Copy out the rows below, swapping every "play-icon" for "play-symbol" and leaving everything else unchanged.

━━━━━ Data to use

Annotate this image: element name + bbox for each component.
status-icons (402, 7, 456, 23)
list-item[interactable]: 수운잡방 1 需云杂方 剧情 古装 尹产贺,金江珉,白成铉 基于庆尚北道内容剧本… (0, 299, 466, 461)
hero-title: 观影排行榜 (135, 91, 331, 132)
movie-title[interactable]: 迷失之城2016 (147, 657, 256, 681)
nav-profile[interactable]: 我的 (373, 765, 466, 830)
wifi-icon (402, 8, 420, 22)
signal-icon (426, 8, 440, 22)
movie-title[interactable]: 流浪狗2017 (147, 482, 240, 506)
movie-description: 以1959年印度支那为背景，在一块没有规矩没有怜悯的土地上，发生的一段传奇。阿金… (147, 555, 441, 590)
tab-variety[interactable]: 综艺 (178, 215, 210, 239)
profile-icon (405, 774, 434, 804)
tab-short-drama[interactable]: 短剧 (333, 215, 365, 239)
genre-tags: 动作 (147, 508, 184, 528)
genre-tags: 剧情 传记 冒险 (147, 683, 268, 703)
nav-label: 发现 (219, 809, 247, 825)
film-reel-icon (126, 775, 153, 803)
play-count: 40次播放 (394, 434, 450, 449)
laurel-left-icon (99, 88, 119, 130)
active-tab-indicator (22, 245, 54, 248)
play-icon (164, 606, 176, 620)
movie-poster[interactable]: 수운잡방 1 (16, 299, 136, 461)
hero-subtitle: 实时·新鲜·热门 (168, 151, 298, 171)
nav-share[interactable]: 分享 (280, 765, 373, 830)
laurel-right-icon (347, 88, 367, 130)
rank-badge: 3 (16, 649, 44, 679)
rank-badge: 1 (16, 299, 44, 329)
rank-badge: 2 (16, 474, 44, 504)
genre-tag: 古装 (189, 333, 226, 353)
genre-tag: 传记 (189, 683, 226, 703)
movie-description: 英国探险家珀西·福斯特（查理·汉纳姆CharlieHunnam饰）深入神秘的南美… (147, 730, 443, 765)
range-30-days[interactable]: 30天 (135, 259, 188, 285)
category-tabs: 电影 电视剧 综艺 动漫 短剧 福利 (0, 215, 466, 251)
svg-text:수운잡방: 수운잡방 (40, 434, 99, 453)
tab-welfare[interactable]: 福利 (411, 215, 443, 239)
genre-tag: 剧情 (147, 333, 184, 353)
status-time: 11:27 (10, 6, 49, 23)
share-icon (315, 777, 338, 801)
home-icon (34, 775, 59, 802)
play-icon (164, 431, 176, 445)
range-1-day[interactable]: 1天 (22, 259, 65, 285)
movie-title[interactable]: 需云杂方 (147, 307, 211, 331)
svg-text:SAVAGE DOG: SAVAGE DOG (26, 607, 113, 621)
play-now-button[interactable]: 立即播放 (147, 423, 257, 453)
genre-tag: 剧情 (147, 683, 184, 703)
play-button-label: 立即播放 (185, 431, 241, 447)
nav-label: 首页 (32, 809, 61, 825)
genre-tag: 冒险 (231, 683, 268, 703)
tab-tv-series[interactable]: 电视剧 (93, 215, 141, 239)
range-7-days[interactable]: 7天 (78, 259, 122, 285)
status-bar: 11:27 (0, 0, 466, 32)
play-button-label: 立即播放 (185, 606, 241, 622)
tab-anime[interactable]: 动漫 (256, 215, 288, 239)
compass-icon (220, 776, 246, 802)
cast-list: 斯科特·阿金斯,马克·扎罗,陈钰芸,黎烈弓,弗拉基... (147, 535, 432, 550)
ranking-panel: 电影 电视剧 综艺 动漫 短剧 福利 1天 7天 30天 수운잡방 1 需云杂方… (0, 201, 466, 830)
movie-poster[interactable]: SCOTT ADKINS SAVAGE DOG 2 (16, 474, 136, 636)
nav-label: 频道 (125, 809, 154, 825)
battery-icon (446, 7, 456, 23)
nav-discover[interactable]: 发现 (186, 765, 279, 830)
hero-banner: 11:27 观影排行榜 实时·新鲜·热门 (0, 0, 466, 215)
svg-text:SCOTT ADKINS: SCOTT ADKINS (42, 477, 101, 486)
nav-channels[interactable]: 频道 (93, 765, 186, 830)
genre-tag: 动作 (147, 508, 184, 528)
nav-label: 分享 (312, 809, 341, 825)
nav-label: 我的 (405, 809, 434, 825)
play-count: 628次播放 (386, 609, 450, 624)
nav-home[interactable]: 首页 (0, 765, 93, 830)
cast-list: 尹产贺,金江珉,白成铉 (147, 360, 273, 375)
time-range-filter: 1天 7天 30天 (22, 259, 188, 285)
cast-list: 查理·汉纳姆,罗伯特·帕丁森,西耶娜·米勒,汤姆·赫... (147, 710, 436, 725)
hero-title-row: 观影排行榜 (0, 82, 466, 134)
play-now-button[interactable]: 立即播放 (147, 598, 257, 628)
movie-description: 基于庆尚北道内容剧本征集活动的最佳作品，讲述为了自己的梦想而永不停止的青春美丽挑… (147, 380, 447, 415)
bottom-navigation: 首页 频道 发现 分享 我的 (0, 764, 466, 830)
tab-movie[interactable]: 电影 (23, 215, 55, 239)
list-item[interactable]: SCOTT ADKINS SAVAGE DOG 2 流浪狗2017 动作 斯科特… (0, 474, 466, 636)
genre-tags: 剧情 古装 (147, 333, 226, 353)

━━━━━━━━━━

> _Task output_
Annotate this image: element name + bbox for each component.
status-icons (402, 7, 456, 23)
list-item[interactable]: 수운잡방 1 需云杂方 剧情 古装 尹产贺,金江珉,白成铉 基于庆尚北道内容剧本… (0, 299, 466, 461)
hero-title: 观影排行榜 (135, 91, 331, 132)
movie-title[interactable]: 迷失之城2016 (147, 657, 256, 681)
nav-profile[interactable]: 我的 (373, 765, 466, 830)
wifi-icon (402, 8, 420, 22)
signal-icon (426, 8, 440, 22)
movie-title[interactable]: 流浪狗2017 (147, 482, 240, 506)
movie-description: 以1959年印度支那为背景，在一块没有规矩没有怜悯的土地上，发生的一段传奇。阿金… (147, 555, 441, 590)
tab-variety[interactable]: 综艺 (178, 215, 210, 239)
profile-icon (405, 774, 434, 804)
tab-short-drama[interactable]: 短剧 (333, 215, 365, 239)
genre-tags: 动作 (147, 508, 184, 528)
genre-tags: 剧情 传记 冒险 (147, 683, 268, 703)
nav-label: 发现 (219, 809, 247, 825)
film-reel-icon (126, 775, 153, 803)
play-count: 40次播放 (394, 434, 450, 449)
laurel-left-icon (99, 88, 119, 130)
active-tab-indicator (22, 245, 54, 248)
play-symbol (164, 606, 176, 620)
movie-poster[interactable]: 수운잡방 1 (16, 299, 136, 461)
hero-subtitle: 实时·新鲜·热门 (168, 151, 298, 171)
nav-share[interactable]: 分享 (280, 765, 373, 830)
laurel-right-icon (347, 88, 367, 130)
rank-badge: 3 (16, 649, 44, 679)
rank-badge: 1 (16, 299, 44, 329)
rank-badge: 2 (16, 474, 44, 504)
genre-tag: 古装 (189, 333, 226, 353)
genre-tag: 传记 (189, 683, 226, 703)
movie-description: 英国探险家珀西·福斯特（查理·汉纳姆CharlieHunnam饰）深入神秘的南美… (147, 730, 443, 765)
range-30-days[interactable]: 30天 (135, 259, 188, 285)
category-tabs: 电影 电视剧 综艺 动漫 短剧 福利 (0, 215, 466, 251)
svg-text:수운잡방: 수운잡방 (40, 434, 99, 453)
tab-welfare[interactable]: 福利 (411, 215, 443, 239)
genre-tag: 剧情 (147, 333, 184, 353)
status-time: 11:27 (10, 6, 49, 23)
share-icon (315, 777, 338, 801)
home-icon (34, 775, 59, 802)
play-symbol (164, 431, 176, 445)
range-1-day[interactable]: 1天 (22, 259, 65, 285)
movie-title[interactable]: 需云杂方 (147, 307, 211, 331)
svg-text:SAVAGE DOG: SAVAGE DOG (26, 607, 113, 621)
play-now-button[interactable]: 立即播放 (147, 423, 257, 453)
genre-tag: 剧情 (147, 683, 184, 703)
play-button-label: 立即播放 (185, 431, 241, 447)
nav-label: 首页 (32, 809, 61, 825)
genre-tag: 冒险 (231, 683, 268, 703)
tab-tv-series[interactable]: 电视剧 (93, 215, 141, 239)
range-7-days[interactable]: 7天 (78, 259, 122, 285)
status-bar: 11:27 (0, 0, 466, 32)
play-button-label: 立即播放 (185, 606, 241, 622)
tab-anime[interactable]: 动漫 (256, 215, 288, 239)
compass-icon (220, 776, 246, 802)
cast-list: 斯科特·阿金斯,马克·扎罗,陈钰芸,黎烈弓,弗拉基... (147, 535, 432, 550)
ranking-panel: 电影 电视剧 综艺 动漫 短剧 福利 1天 7天 30天 수운잡방 1 需云杂方… (0, 201, 466, 830)
movie-poster[interactable]: SCOTT ADKINS SAVAGE DOG 2 (16, 474, 136, 636)
nav-label: 频道 (125, 809, 154, 825)
battery-icon (446, 7, 456, 23)
nav-discover[interactable]: 发现 (186, 765, 279, 830)
hero-banner: 11:27 观影排行榜 实时·新鲜·热门 (0, 0, 466, 215)
svg-text:SCOTT ADKINS: SCOTT ADKINS (42, 477, 101, 486)
nav-channels[interactable]: 频道 (93, 765, 186, 830)
genre-tag: 动作 (147, 508, 184, 528)
nav-label: 分享 (312, 809, 341, 825)
nav-label: 我的 (405, 809, 434, 825)
play-count: 628次播放 (386, 609, 450, 624)
nav-home[interactable]: 首页 (0, 765, 93, 830)
cast-list: 尹产贺,金江珉,白成铉 (147, 360, 273, 375)
time-range-filter: 1天 7天 30天 (22, 259, 188, 285)
cast-list: 查理·汉纳姆,罗伯特·帕丁森,西耶娜·米勒,汤姆·赫... (147, 710, 436, 725)
hero-title-row: 观影排行榜 (0, 82, 466, 134)
play-now-button[interactable]: 立即播放 (147, 598, 257, 628)
movie-description: 基于庆尚北道内容剧本征集活动的最佳作品，讲述为了自己的梦想而永不停止的青春美丽挑… (147, 380, 447, 415)
bottom-navigation: 首页 频道 发现 分享 我的 (0, 764, 466, 830)
tab-movie[interactable]: 电影 (23, 215, 55, 239)
list-item[interactable]: SCOTT ADKINS SAVAGE DOG 2 流浪狗2017 动作 斯科特… (0, 474, 466, 636)
genre-tags: 剧情 古装 (147, 333, 226, 353)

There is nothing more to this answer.